Pictures aside, repeat every entry exactly.

**Items**

-- BEGIN --

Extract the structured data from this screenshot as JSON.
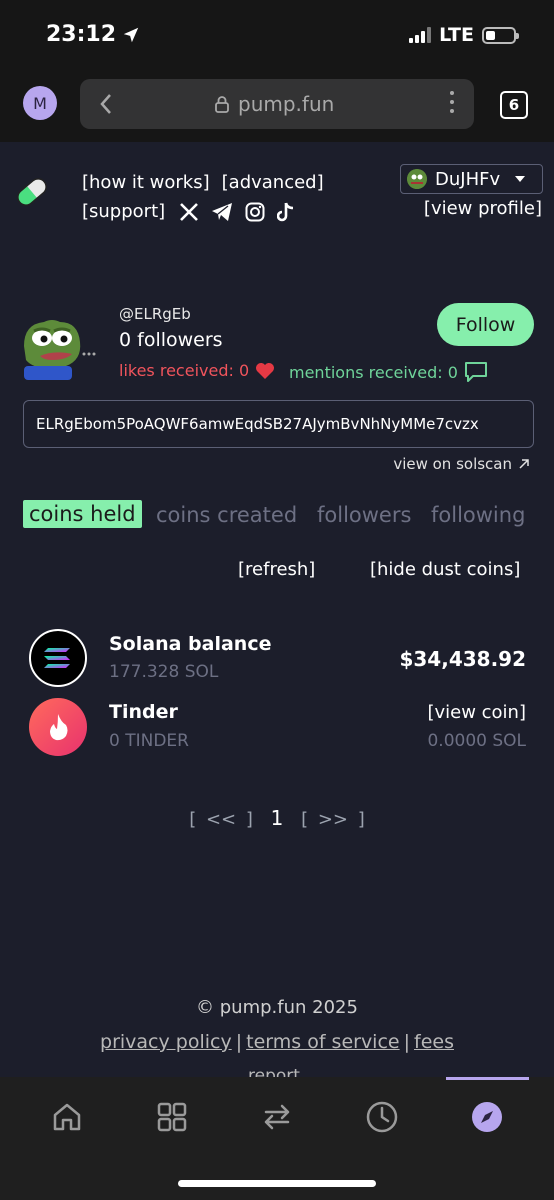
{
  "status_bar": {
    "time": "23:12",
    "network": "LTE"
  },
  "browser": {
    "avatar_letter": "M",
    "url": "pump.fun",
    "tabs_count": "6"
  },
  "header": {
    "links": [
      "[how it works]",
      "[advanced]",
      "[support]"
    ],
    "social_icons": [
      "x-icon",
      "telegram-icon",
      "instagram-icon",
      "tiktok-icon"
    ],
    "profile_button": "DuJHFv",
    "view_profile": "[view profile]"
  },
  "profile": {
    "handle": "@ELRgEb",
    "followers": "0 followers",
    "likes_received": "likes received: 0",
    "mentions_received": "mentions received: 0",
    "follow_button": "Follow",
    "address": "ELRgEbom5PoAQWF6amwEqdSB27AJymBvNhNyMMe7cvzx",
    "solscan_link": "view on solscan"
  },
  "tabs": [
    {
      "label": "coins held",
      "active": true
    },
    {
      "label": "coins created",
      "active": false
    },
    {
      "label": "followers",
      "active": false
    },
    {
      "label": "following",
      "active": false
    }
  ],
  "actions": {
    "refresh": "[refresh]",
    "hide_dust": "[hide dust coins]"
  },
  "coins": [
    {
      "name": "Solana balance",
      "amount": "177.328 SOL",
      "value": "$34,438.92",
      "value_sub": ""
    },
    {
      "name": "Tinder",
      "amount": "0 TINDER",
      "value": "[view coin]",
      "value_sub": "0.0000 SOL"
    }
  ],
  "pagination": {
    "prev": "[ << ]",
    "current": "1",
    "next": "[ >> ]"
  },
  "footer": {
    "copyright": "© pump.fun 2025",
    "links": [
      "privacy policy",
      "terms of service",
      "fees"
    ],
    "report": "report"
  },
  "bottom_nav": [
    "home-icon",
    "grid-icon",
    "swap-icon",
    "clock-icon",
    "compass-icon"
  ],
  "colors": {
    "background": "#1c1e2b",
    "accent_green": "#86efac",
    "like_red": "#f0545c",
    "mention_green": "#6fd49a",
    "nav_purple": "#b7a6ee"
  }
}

-- END --

**Written solution**
Extract the structured data from this screenshot as JSON.
{
  "status_bar": {
    "time": "23:12",
    "network": "LTE"
  },
  "browser": {
    "avatar_letter": "M",
    "url": "pump.fun",
    "tabs_count": "6"
  },
  "header": {
    "links": [
      "[how it works]",
      "[advanced]",
      "[support]"
    ],
    "social_icons": [
      "x-icon",
      "telegram-icon",
      "instagram-icon",
      "tiktok-icon"
    ],
    "profile_button": "DuJHFv",
    "view_profile": "[view profile]"
  },
  "profile": {
    "handle": "@ELRgEb",
    "followers": "0 followers",
    "likes_received": "likes received: 0",
    "mentions_received": "mentions received: 0",
    "follow_button": "Follow",
    "address": "ELRgEbom5PoAQWF6amwEqdSB27AJymBvNhNyMMe7cvzx",
    "solscan_link": "view on solscan"
  },
  "tabs": [
    {
      "label": "coins held",
      "active": true
    },
    {
      "label": "coins created",
      "active": false
    },
    {
      "label": "followers",
      "active": false
    },
    {
      "label": "following",
      "active": false
    }
  ],
  "actions": {
    "refresh": "[refresh]",
    "hide_dust": "[hide dust coins]"
  },
  "coins": [
    {
      "name": "Solana balance",
      "amount": "177.328 SOL",
      "value": "$34,438.92",
      "value_sub": ""
    },
    {
      "name": "Tinder",
      "amount": "0 TINDER",
      "value": "[view coin]",
      "value_sub": "0.0000 SOL"
    }
  ],
  "pagination": {
    "prev": "[ << ]",
    "current": "1",
    "next": "[ >> ]"
  },
  "footer": {
    "copyright": "© pump.fun 2025",
    "links": [
      "privacy policy",
      "terms of service",
      "fees"
    ],
    "report": "report"
  },
  "bottom_nav": [
    "home-icon",
    "grid-icon",
    "swap-icon",
    "clock-icon",
    "compass-icon"
  ],
  "colors": {
    "background": "#1c1e2b",
    "accent_green": "#86efac",
    "like_red": "#f0545c",
    "mention_green": "#6fd49a",
    "nav_purple": "#b7a6ee"
  }
}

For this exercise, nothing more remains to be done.